Soal Latihan:
1/ Dalam tulisan tentang novel Ranah 3 Warna, lafal apa yang kehebatannya akan disaksikan pembaca di buku itu?
2/ Lanjutkan tulisan tentang Laskar Santri Kalong setelah kalimat terakhirnya.

Teks Bacaan:

━━━━━━━━━━━━━━━━━━━━━━━━━━━━━━

10 Februari 2011

Lima Menara dan Ranah Tiga Warna

Saya baru saja menyelesaikan membaca karya terbaru bang A. Fuadi, buku kedua dari trilogi Negeri 5 Menara, yaitu Ranah 3 Warna. Kalau di Negeri 5 Menara, kita disuguhi kehebatan lafal (atau kalo boleh saya menyebutnya "mantra") "Man Jadda wa Jada", di Ranah 3 Warna ini kita akan menyaksikan kehebatan lafal "Man Shabara Zafira".

Membaca Negeri 5 Menara, membawa ingatan saya ke masa-masa ketika sedang menempuh sekolah menengah atas. Jika di novelnya menceritakan kisah Alif, seorang anak minang yang menjadi santri di Pondok Madani, Jawa Timur. Maka, ini adalah kisah kami, saya dan teman-teman, anak-anak desa yang sekolah di kota Sragen.

Pada jaman itu, model pendidikan yang kami jalani adalah: setiap pagi sampai siang, belajar di sekolah umum. Saat itu kami tersebar di beberapa sekolah. Ada yang di SMU N 1 Sragen (kata orang-orang sih itu sekolah paling Jos di ranah Sragen, saya sendiri sekolah di situ hehehe), SMUNDA, SMUNGA, SMU Muha, STM, MAN. Nah, baru mulai sore harinya kami ditempa di Ponpes Muhammadiyah Hajjah Ummi Jariyah. Jadilah, semenjak itu, kami disebut Laskar Santri Kalong.

━━━━━━━━━━━━━━━━━━━━━━━━━━━━━━

Baris Data:

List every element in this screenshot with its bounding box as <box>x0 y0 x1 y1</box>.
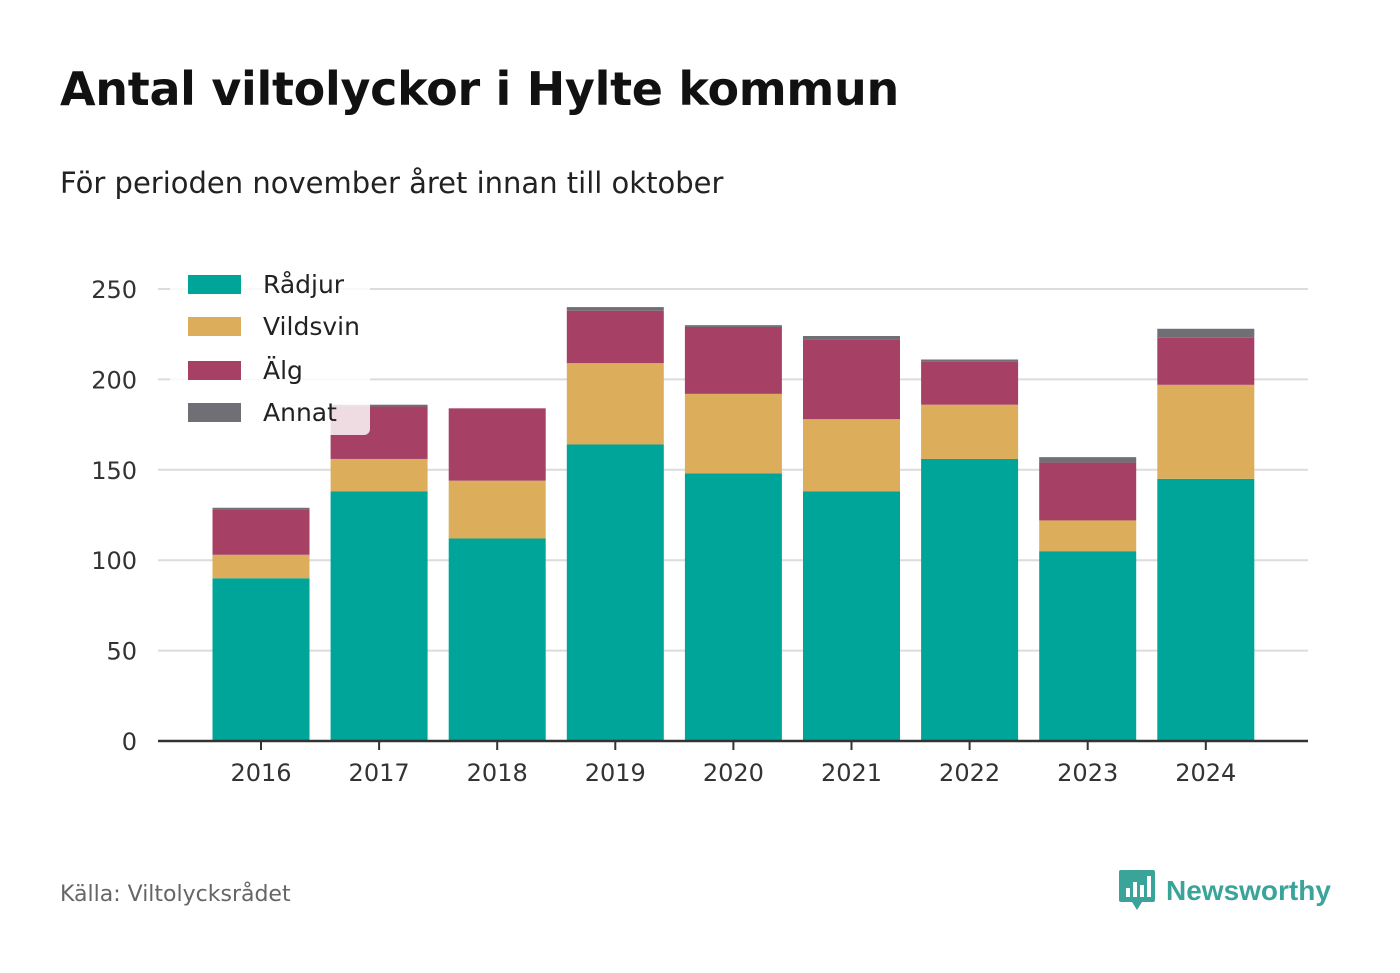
bar-segment <box>448 538 546 741</box>
legend-label: Vildsvin <box>263 312 360 341</box>
brand-logo: Newsworthy <box>1118 868 1331 914</box>
chart-title: Antal viltolyckor i Hylte kommun <box>60 62 899 116</box>
legend-swatch <box>188 403 241 422</box>
x-tick-label: 2023 <box>1057 759 1118 787</box>
x-tick-label: 2017 <box>349 759 410 787</box>
bar-segment <box>921 404 1019 459</box>
bar-segment <box>566 363 664 445</box>
x-tick-label: 2016 <box>230 759 291 787</box>
bar-segment <box>921 361 1019 405</box>
bar-segment <box>921 458 1019 741</box>
bar-segment <box>803 339 900 420</box>
bar-segment <box>330 404 428 407</box>
bar-chart-speech-bubble-icon <box>1119 870 1155 910</box>
y-tick-label: 50 <box>106 638 137 666</box>
legend-label: Älg <box>263 356 303 385</box>
brand-name: Newsworthy <box>1166 875 1331 906</box>
bar-segment <box>1039 462 1137 521</box>
legend-swatch <box>188 275 241 294</box>
y-tick-label: 250 <box>91 276 137 304</box>
bar-segment <box>330 491 428 741</box>
y-tick-label: 150 <box>91 457 137 485</box>
bar-segment <box>1157 337 1255 385</box>
y-tick-label: 200 <box>91 366 137 394</box>
legend-swatch <box>188 361 241 380</box>
bar-segment <box>1039 520 1137 552</box>
x-tick-label: 2020 <box>703 759 764 787</box>
bar-segment <box>566 307 664 311</box>
bar-segment <box>566 310 664 364</box>
legend-swatch <box>188 317 241 336</box>
bar-segment <box>803 336 900 340</box>
bar-segment <box>684 473 782 741</box>
bar-segment <box>212 578 310 741</box>
bar-segment <box>1157 478 1255 741</box>
bar-segment <box>1157 328 1255 338</box>
bar-segment <box>448 480 546 539</box>
bar-segment <box>212 554 310 579</box>
legend-label: Rådjur <box>263 270 345 299</box>
bar-segment <box>1157 384 1255 479</box>
bar-segment <box>330 458 428 492</box>
legend-label: Annat <box>263 398 337 427</box>
bar-segment <box>684 393 782 474</box>
chart-subtitle: För perioden november året innan till ok… <box>60 166 724 200</box>
bar-segment <box>212 509 310 555</box>
x-tick-label: 2021 <box>821 759 882 787</box>
source-note: Källa: Viltolycksrådet <box>60 882 291 907</box>
x-tick-label: 2022 <box>939 759 1000 787</box>
x-tick-label: 2019 <box>585 759 646 787</box>
bar-segment <box>1039 457 1137 463</box>
bar-segment <box>921 359 1019 362</box>
y-tick-label: 0 <box>122 728 137 756</box>
bar-segment <box>448 408 546 481</box>
bar-segment <box>1039 551 1137 741</box>
bar-segment <box>684 326 782 394</box>
x-tick-label: 2024 <box>1175 759 1236 787</box>
bar-segment <box>212 507 310 510</box>
y-tick-label: 100 <box>91 547 137 575</box>
bar-segment <box>803 491 900 741</box>
x-tick-label: 2018 <box>467 759 528 787</box>
legend-box <box>170 262 370 435</box>
bar-segment <box>803 419 900 492</box>
bar-segment <box>566 444 664 741</box>
bar-segment <box>684 325 782 327</box>
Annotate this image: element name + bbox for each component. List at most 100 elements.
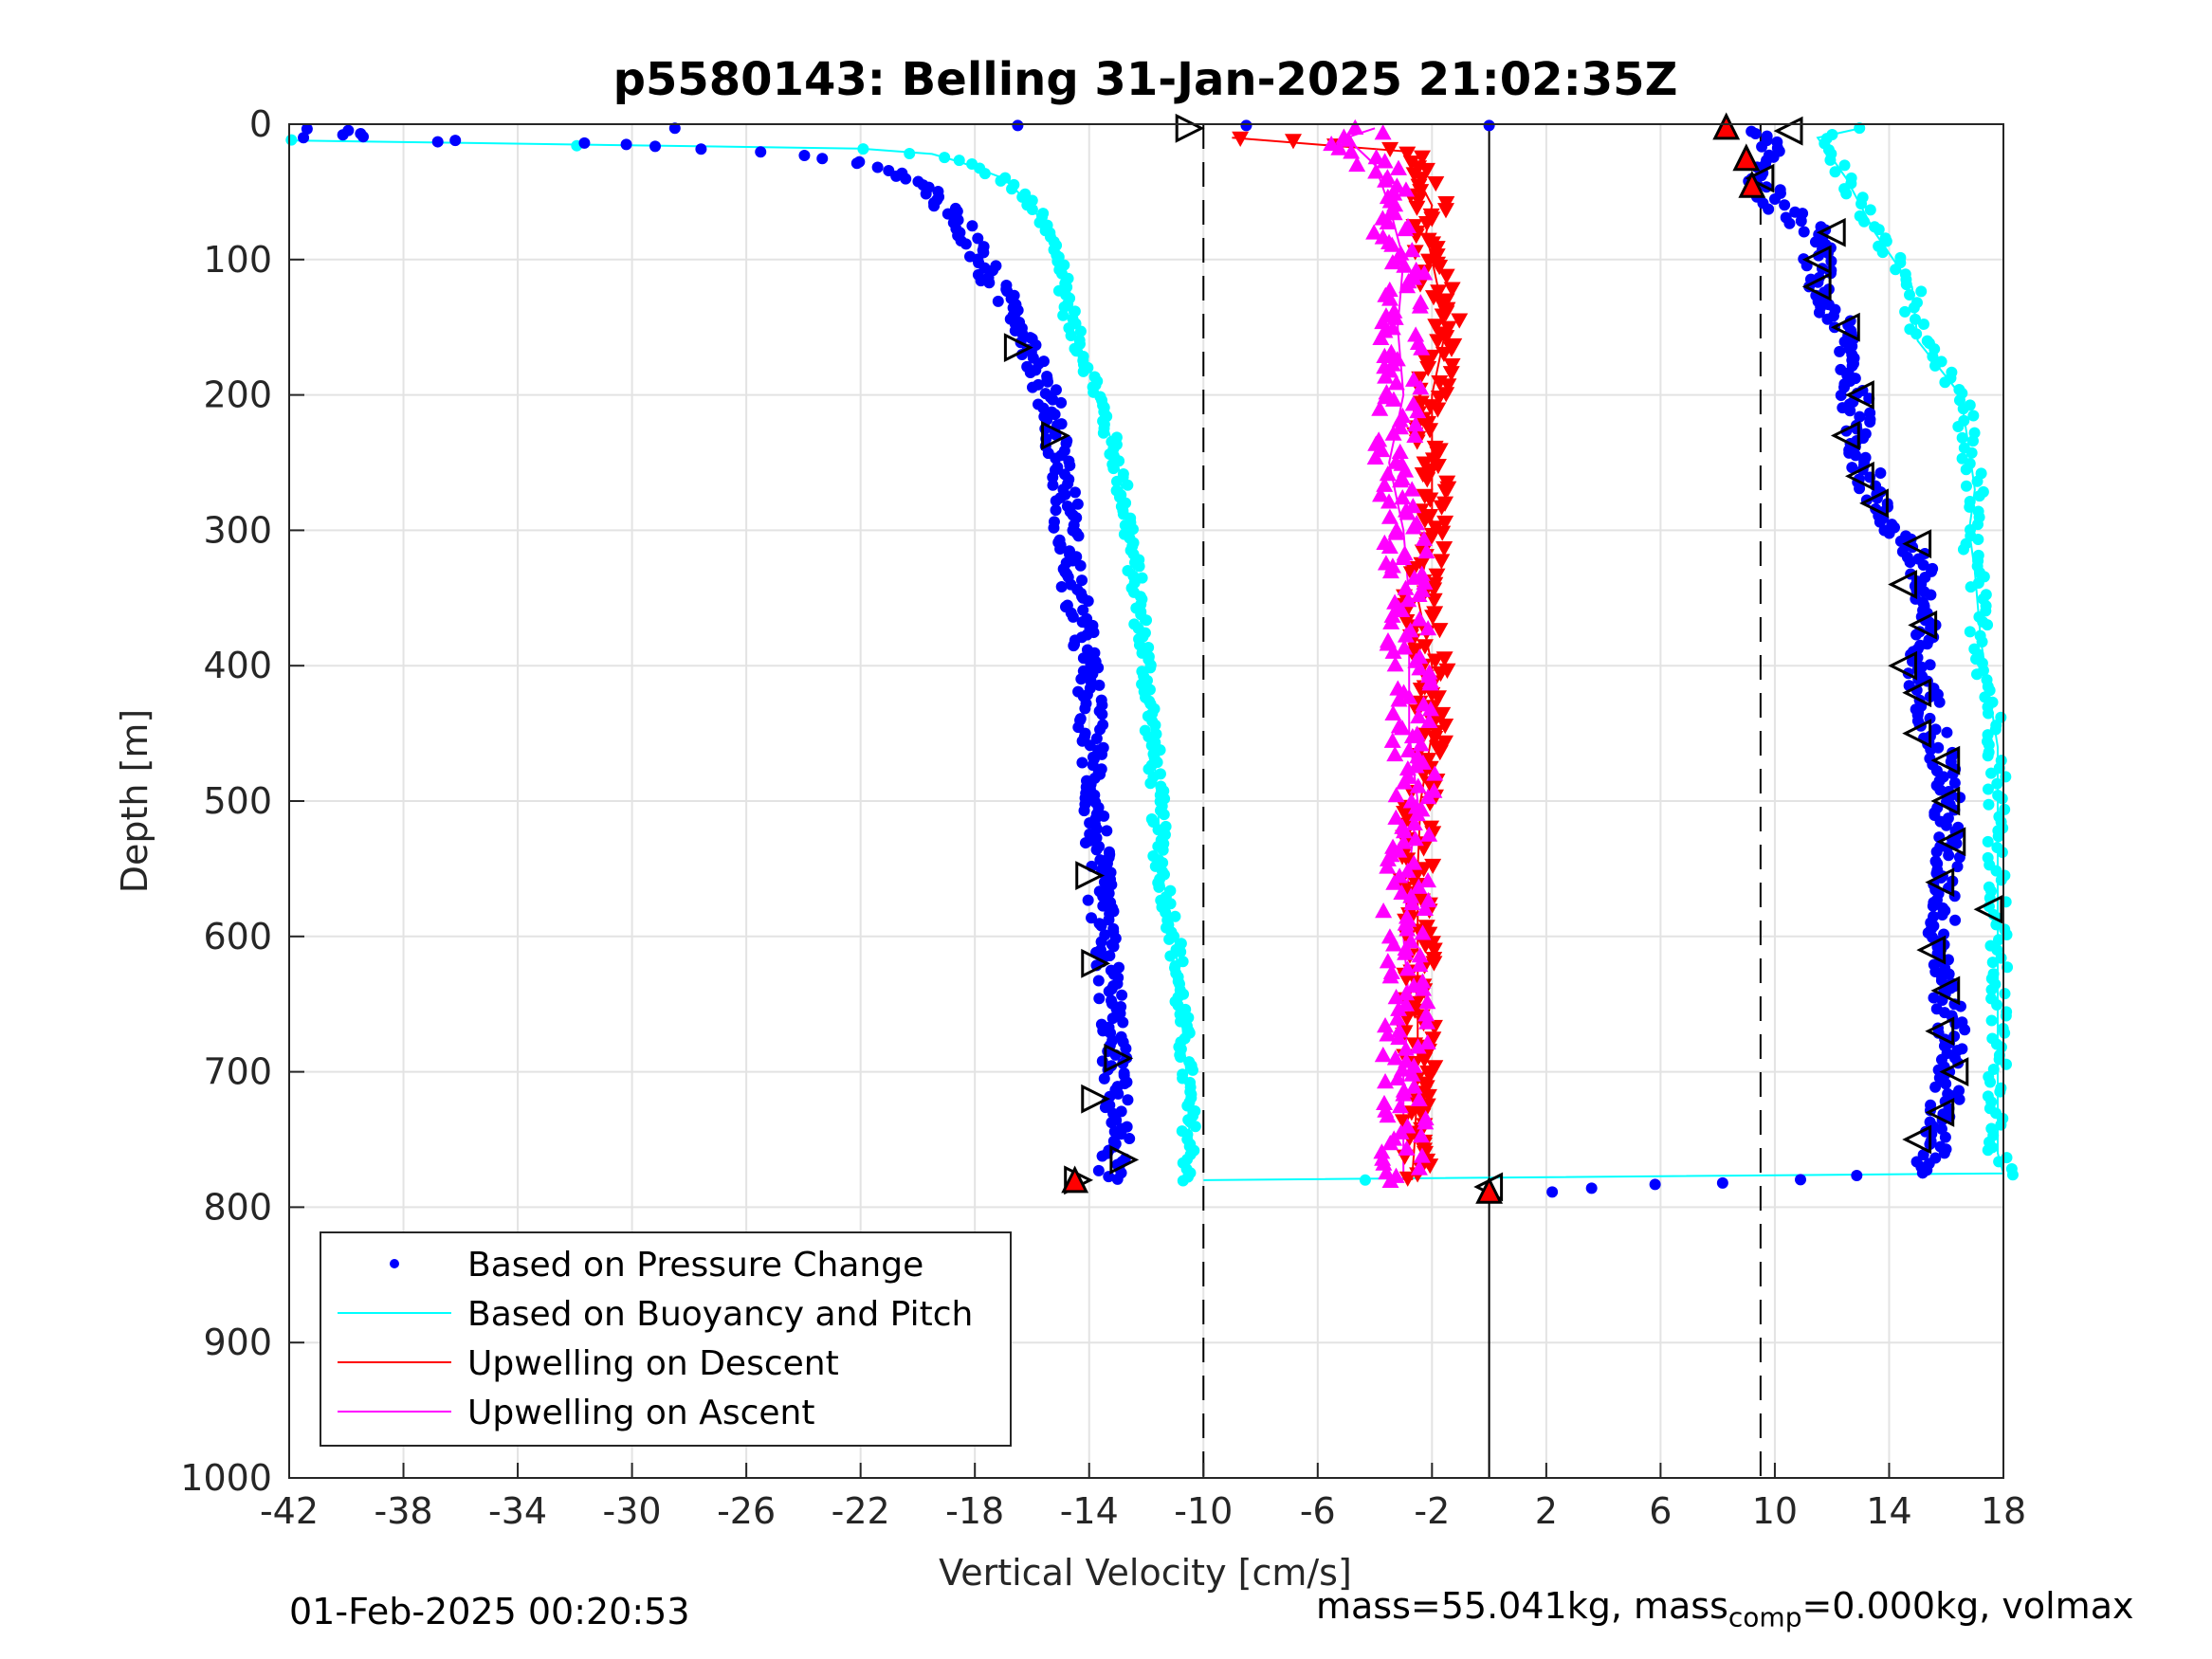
pressure-point bbox=[1024, 366, 1036, 378]
buoyancy-point bbox=[1858, 215, 1871, 228]
pressure-point bbox=[900, 173, 912, 185]
pressure-point bbox=[298, 132, 310, 144]
pressure-point bbox=[1716, 1176, 1728, 1189]
upwelling-ascent-marker bbox=[1386, 656, 1404, 672]
pressure-point bbox=[1075, 673, 1088, 685]
upwelling-ascent-marker bbox=[1404, 371, 1422, 387]
buoyancy-point bbox=[857, 143, 869, 155]
ascent-marker bbox=[1936, 827, 1966, 857]
upwelling-descent-marker bbox=[1398, 613, 1416, 630]
x-tick-label: -30 bbox=[603, 1490, 662, 1532]
ascent-marker bbox=[1844, 380, 1874, 410]
ascent-marker bbox=[1925, 1098, 1955, 1127]
upwelling-ascent-marker bbox=[1379, 850, 1397, 866]
upwelling-ascent-marker bbox=[1346, 118, 1364, 135]
pressure-point bbox=[1546, 1186, 1559, 1198]
buoyancy-point bbox=[1996, 793, 2008, 805]
upwelling-ascent-marker bbox=[1384, 643, 1402, 659]
buoyancy-point bbox=[1990, 865, 2002, 877]
buoyancy-point bbox=[904, 147, 916, 159]
x-tick-label: -6 bbox=[1300, 1490, 1336, 1532]
pressure-point bbox=[431, 136, 444, 148]
pressure-point bbox=[1929, 1081, 1942, 1093]
upwelling-ascent-marker bbox=[1384, 425, 1402, 441]
upwelling-ascent-marker bbox=[1418, 1033, 1436, 1050]
upwelling-descent-marker bbox=[1429, 334, 1447, 350]
buoyancy-line-ascent bbox=[1203, 127, 2005, 1181]
buoyancy-point bbox=[1824, 154, 1837, 166]
pressure-point bbox=[1078, 805, 1090, 817]
pressure-point bbox=[1883, 527, 1895, 539]
ascent-marker bbox=[1801, 271, 1832, 301]
upwelling-ascent-marker bbox=[1414, 973, 1432, 989]
pressure-point bbox=[1940, 819, 1952, 831]
pressure-point bbox=[1120, 1043, 1132, 1055]
x-tick-label: -34 bbox=[488, 1490, 547, 1532]
upwelling-descent-marker bbox=[1398, 146, 1417, 162]
upwelling-descent-marker bbox=[1422, 463, 1440, 479]
upwelling-ascent-marker bbox=[1417, 1114, 1435, 1130]
upwelling-ascent-marker bbox=[1384, 391, 1402, 407]
pressure-point bbox=[1916, 1167, 1929, 1179]
upwelling-ascent-marker bbox=[1415, 980, 1433, 996]
chart-title: p5580143: Belling 31-Jan-2025 21:02:35Z bbox=[613, 53, 1678, 106]
x-tick-labels: -42 -38 -34 -30 -26 -22 -18 -14 -10 -6 -2 2 6 10 14 18 bbox=[260, 1463, 2026, 1532]
upwelling-descent-marker bbox=[1428, 568, 1446, 584]
upwelling-ascent-marker bbox=[1367, 149, 1385, 165]
reference-lines bbox=[1202, 124, 1762, 1478]
pressure-point bbox=[1835, 389, 1847, 401]
upwelling-ascent-marker bbox=[1379, 953, 1397, 969]
buoyancy-point bbox=[1910, 328, 1923, 340]
buoyancy-point bbox=[1107, 463, 1120, 475]
pressure-point bbox=[649, 140, 662, 153]
pressure-point bbox=[355, 127, 367, 139]
upwelling-ascent-marker bbox=[1398, 1139, 1416, 1156]
upwelling-descent-marker bbox=[1427, 319, 1445, 335]
upwelling-descent-marker bbox=[1429, 690, 1447, 706]
upwelling-ascent-marker bbox=[1388, 1010, 1406, 1026]
buoyancy-point bbox=[1917, 319, 1929, 331]
pressure-point bbox=[871, 161, 884, 173]
pressure-point bbox=[1047, 479, 1059, 491]
upwelling-descent-marker bbox=[1417, 162, 1435, 179]
upwelling-ascent-marker bbox=[1379, 213, 1397, 230]
buoyancy-point bbox=[1985, 1014, 1998, 1027]
buoyancy-point bbox=[995, 174, 1007, 187]
descent-marker bbox=[1081, 1084, 1111, 1114]
upwelling-descent-marker bbox=[1442, 341, 1460, 357]
y-tick-label: 800 bbox=[203, 1186, 272, 1228]
upwelling-ascent-marker bbox=[1411, 298, 1429, 314]
upwelling-descent-marker bbox=[1419, 1088, 1437, 1105]
upwelling-ascent-marker bbox=[1397, 944, 1415, 960]
buoyancy-point bbox=[1915, 285, 1928, 298]
upwelling-ascent-marker bbox=[1395, 822, 1413, 839]
buoyancy-point bbox=[1992, 830, 2004, 843]
pressure-point bbox=[1076, 757, 1088, 769]
buoyancy-point bbox=[1174, 1051, 1186, 1064]
upwelling-descent-marker bbox=[1426, 653, 1444, 669]
buoyancy-point bbox=[1957, 543, 1969, 556]
upwelling-ascent-marker bbox=[1386, 745, 1404, 762]
pressure-point bbox=[1483, 119, 1495, 132]
upwelling-ascent-marker bbox=[1387, 524, 1405, 540]
x-tick-label: -42 bbox=[260, 1490, 319, 1532]
upwelling-descent-marker bbox=[1436, 718, 1454, 735]
upwelling-ascent-marker bbox=[1340, 131, 1358, 147]
markers-layer bbox=[1003, 112, 2003, 1204]
buoyancy-point bbox=[1929, 359, 1942, 372]
pressure-point bbox=[1813, 306, 1825, 319]
pressure-point bbox=[1917, 558, 1929, 571]
pressure-point bbox=[1111, 1173, 1124, 1185]
upwelling-descent-marker bbox=[1437, 268, 1455, 284]
y-axis-label: Depth [m] bbox=[114, 709, 155, 894]
upwelling-ascent-marker bbox=[1390, 691, 1408, 707]
pressure-point bbox=[1948, 776, 1961, 789]
buoyancy-point bbox=[1985, 767, 1998, 779]
upwelling-ascent-marker bbox=[1398, 984, 1416, 1001]
buoyancy-point bbox=[1999, 988, 2011, 1000]
upwelling-descent-marker bbox=[1408, 200, 1426, 216]
buoyancy-point bbox=[1840, 188, 1853, 200]
upwelling-descent-marker bbox=[1232, 131, 1250, 148]
upwelling-ascent-marker bbox=[1397, 181, 1415, 197]
pressure-point bbox=[1846, 462, 1858, 474]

━━━━━━━━━━━━━━━━━━━━━━━━━━━━━━

Jawaban Berurutan:
1/ "Man Shabara Zafira".

2/
Rasanya seperti baru kemarin, kami "dikerjai" pada malam penobatan menjadi Laskar Santri Kalong. Seperti baru sekejap mata, ketika kami setiap pagi antri rebutan kamar mandi favorit. ( Suatu saat akan saya tulis tentang metode antri mandi yang aneh ). Atau seperti baru semalam, ketika kita ramai-ramai menghajar salah seorang teman yang ketahuan mencuri.

Masih terasa, sabetan sajadah pengasuh mendarat di badan, manakala waktu tahajud tiba. Ramainya tempat makan, manakala hendak berangkat ke sekolah. Saling menebak, kira-kira apa lauk yang akan menjadi santapan pagi kita. Atau, ekspresi kegirangan, saat mencuri pandang ke arah "ukhti" kami dari pondok putri, sewaktu mengikuti pengajian di Masjid Raya setiap tanggal 7. Hehehe,..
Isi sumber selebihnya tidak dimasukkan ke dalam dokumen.